--- Written problem ---
Answer with a single number: the count of lines that include the string "industrial".

--- Records for this exercise ---
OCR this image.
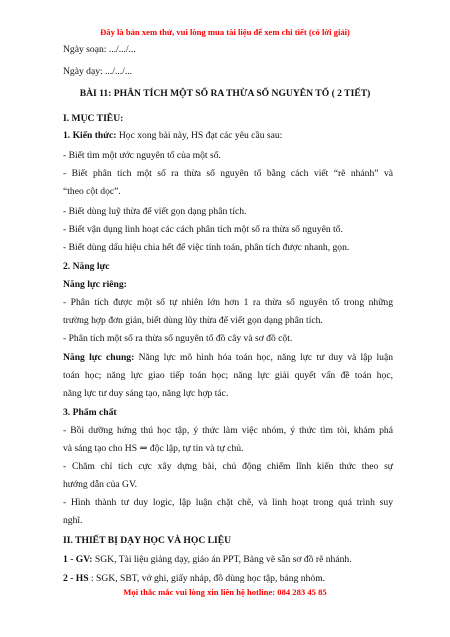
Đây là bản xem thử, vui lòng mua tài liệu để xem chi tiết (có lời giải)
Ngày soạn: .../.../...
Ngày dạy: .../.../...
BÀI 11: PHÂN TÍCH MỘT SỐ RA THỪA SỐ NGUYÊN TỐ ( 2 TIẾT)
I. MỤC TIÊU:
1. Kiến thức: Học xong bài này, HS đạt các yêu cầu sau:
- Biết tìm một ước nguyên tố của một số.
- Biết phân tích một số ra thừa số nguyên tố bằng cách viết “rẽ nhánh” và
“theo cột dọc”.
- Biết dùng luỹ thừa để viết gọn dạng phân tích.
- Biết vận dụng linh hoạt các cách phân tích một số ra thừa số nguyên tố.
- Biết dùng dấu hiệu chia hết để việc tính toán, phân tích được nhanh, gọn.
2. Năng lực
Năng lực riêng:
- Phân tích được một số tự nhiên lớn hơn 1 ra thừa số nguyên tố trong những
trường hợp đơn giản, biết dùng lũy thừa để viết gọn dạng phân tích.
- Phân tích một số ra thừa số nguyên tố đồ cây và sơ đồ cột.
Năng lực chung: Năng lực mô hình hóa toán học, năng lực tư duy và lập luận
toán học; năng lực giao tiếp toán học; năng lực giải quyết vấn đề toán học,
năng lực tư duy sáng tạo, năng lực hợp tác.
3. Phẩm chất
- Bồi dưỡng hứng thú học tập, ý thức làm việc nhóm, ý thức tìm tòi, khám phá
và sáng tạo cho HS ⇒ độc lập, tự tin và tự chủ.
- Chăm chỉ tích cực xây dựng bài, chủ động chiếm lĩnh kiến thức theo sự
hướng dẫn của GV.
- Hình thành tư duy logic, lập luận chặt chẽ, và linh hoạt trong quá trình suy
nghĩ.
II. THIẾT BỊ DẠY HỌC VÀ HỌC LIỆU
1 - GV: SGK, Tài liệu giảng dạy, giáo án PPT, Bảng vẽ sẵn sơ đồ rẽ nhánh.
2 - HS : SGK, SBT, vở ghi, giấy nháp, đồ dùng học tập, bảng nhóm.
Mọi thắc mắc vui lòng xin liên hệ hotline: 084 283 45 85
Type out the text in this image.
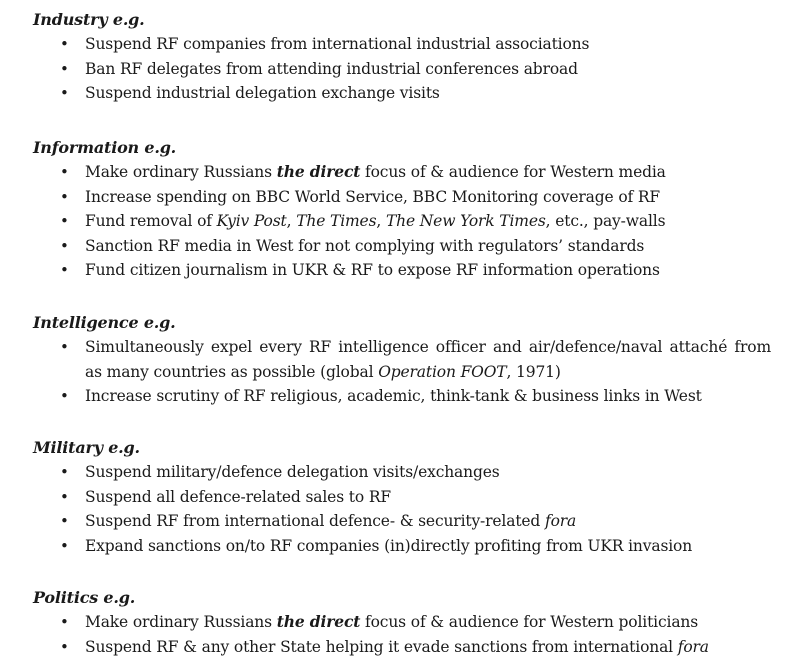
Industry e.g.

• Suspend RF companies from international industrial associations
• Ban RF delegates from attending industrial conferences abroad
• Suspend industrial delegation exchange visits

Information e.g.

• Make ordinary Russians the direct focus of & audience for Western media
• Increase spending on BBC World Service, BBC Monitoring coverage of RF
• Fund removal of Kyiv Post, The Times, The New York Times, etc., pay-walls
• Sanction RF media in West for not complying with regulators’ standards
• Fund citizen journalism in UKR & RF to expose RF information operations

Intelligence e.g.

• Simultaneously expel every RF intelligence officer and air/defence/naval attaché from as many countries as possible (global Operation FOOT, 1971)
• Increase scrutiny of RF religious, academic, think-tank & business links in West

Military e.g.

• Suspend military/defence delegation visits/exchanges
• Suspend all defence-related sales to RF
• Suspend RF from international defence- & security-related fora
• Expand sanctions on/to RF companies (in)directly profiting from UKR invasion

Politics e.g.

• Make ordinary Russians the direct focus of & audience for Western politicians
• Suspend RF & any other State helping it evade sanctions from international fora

--- Written answer ---
3